**Data entries:**

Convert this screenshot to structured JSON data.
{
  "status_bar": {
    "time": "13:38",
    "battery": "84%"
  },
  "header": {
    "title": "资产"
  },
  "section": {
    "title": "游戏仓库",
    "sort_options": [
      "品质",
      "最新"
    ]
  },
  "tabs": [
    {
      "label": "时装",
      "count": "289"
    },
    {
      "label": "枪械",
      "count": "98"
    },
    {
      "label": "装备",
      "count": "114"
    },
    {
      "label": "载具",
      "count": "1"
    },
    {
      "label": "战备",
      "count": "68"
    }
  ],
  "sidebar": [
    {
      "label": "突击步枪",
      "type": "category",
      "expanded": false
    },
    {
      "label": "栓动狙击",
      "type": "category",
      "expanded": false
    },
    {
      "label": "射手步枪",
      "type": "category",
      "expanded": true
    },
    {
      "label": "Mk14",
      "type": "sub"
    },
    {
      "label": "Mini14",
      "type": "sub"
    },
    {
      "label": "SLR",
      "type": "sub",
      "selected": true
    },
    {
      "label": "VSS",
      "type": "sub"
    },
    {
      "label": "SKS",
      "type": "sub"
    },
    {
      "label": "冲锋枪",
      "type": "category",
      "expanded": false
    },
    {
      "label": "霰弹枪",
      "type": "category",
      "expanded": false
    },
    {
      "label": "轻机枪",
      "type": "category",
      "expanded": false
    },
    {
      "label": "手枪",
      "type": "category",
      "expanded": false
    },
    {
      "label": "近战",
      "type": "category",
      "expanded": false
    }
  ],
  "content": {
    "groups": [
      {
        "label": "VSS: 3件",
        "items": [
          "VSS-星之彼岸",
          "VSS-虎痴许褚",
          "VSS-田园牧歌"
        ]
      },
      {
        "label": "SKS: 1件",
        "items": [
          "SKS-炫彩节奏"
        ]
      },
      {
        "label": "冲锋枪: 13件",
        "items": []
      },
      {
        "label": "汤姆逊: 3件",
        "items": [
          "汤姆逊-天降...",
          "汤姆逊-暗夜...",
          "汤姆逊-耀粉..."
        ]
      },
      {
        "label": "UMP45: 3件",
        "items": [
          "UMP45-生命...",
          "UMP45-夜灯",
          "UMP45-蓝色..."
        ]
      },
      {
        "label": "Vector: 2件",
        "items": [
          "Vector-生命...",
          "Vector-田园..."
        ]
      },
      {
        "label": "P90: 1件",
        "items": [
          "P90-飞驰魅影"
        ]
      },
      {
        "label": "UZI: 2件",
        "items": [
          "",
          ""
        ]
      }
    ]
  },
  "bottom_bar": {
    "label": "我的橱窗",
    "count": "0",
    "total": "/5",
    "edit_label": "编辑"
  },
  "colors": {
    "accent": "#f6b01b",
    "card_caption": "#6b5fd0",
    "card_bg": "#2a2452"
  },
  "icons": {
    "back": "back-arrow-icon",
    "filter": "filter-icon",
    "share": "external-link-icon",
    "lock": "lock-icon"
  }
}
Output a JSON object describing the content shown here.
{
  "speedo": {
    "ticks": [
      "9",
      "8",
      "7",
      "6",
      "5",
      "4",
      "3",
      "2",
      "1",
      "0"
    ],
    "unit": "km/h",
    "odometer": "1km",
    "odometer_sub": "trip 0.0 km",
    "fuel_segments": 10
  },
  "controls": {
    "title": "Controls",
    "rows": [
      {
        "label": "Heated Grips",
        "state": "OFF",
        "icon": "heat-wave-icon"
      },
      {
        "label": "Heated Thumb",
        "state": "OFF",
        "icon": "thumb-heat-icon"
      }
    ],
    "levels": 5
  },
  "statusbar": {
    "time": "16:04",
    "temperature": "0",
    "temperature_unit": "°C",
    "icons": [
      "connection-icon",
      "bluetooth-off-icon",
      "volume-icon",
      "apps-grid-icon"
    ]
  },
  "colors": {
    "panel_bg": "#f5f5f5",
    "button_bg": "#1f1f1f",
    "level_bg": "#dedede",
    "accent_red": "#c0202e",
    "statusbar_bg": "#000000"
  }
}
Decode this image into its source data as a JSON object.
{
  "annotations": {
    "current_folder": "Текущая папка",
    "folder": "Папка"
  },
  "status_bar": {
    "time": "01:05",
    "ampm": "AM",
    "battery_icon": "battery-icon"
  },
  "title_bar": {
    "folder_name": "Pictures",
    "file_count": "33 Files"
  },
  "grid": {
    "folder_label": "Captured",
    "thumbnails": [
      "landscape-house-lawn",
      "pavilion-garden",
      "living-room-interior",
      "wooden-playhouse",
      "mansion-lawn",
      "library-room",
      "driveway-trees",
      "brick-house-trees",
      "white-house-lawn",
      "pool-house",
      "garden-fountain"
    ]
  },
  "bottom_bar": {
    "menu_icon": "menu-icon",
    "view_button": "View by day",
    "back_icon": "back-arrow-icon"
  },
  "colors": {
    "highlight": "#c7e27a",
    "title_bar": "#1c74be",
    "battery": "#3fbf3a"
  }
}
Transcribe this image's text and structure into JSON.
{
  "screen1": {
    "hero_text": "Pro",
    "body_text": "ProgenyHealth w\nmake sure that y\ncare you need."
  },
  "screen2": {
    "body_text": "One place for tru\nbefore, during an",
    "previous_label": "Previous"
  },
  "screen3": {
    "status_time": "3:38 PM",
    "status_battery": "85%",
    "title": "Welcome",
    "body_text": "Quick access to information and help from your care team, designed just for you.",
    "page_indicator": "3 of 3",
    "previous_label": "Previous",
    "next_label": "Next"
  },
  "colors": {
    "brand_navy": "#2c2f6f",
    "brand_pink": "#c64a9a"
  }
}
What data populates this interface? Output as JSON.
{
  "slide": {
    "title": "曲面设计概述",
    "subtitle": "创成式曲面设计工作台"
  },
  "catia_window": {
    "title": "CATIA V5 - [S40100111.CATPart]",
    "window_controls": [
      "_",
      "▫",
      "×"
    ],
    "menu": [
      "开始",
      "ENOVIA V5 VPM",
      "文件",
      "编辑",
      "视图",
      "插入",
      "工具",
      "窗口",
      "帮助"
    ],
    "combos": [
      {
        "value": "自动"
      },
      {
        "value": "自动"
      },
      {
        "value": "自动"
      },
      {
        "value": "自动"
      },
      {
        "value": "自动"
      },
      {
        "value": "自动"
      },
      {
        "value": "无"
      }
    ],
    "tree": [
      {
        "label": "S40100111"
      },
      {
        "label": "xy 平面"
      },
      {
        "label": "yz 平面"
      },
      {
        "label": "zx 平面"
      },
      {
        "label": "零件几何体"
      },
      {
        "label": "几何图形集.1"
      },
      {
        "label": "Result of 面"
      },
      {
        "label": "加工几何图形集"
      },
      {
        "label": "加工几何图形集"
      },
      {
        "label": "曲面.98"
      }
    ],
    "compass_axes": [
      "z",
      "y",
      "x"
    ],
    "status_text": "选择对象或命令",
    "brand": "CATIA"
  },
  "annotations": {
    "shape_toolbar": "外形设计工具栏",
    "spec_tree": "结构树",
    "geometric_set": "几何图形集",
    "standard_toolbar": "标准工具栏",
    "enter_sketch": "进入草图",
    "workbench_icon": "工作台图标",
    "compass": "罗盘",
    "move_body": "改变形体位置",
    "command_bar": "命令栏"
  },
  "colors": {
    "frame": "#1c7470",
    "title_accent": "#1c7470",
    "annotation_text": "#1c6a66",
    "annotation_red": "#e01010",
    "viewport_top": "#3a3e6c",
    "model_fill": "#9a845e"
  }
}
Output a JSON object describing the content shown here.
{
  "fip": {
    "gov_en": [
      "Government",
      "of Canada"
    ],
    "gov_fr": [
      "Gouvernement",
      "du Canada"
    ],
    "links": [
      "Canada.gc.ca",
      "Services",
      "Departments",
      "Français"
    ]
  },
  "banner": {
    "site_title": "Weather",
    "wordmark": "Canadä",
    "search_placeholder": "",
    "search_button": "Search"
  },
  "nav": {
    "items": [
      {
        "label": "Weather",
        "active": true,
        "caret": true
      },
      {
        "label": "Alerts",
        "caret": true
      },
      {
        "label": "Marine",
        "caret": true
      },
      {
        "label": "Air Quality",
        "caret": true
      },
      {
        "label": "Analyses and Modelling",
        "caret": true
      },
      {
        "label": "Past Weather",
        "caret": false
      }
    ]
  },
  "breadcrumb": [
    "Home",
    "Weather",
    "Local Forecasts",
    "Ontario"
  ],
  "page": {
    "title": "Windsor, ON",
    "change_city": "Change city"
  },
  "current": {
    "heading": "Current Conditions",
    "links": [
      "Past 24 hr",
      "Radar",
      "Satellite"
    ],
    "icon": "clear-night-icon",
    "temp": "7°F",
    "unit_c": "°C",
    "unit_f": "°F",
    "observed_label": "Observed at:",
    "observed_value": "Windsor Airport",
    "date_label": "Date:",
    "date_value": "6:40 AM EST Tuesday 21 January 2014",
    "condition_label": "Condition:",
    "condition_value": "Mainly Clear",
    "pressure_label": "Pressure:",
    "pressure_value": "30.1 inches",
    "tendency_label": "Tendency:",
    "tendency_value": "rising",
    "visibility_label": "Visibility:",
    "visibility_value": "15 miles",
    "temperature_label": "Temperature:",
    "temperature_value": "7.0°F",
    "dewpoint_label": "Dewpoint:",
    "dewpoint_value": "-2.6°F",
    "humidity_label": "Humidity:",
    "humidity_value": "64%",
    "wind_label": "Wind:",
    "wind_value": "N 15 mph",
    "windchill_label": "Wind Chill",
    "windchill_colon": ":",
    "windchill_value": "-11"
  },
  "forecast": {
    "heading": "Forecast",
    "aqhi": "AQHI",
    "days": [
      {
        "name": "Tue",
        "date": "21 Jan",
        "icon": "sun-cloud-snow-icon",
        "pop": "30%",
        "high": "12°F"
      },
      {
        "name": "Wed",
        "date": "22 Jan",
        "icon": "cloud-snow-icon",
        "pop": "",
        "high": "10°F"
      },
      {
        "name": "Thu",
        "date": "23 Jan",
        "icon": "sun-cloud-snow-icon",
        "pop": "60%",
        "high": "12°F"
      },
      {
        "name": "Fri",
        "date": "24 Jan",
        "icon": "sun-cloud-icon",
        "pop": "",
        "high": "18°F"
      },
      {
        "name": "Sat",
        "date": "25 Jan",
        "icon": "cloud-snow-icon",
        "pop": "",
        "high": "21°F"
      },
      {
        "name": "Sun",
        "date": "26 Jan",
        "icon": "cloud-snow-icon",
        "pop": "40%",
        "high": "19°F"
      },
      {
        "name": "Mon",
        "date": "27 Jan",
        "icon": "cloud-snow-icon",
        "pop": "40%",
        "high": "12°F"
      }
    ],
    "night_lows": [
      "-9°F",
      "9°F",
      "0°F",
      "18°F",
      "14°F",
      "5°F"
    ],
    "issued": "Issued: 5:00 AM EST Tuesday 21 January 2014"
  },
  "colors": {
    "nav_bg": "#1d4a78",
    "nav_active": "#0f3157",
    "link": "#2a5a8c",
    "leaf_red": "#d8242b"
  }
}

**What you are asked to do:**
Pick out the lines containing the word "Tuesday" and show them.

**Finished exercise:**
    "date_value": "6:40 AM EST Tuesday 21 January 2014",
    "issued": "Issued: 5:00 AM EST Tuesday 21 January 2014"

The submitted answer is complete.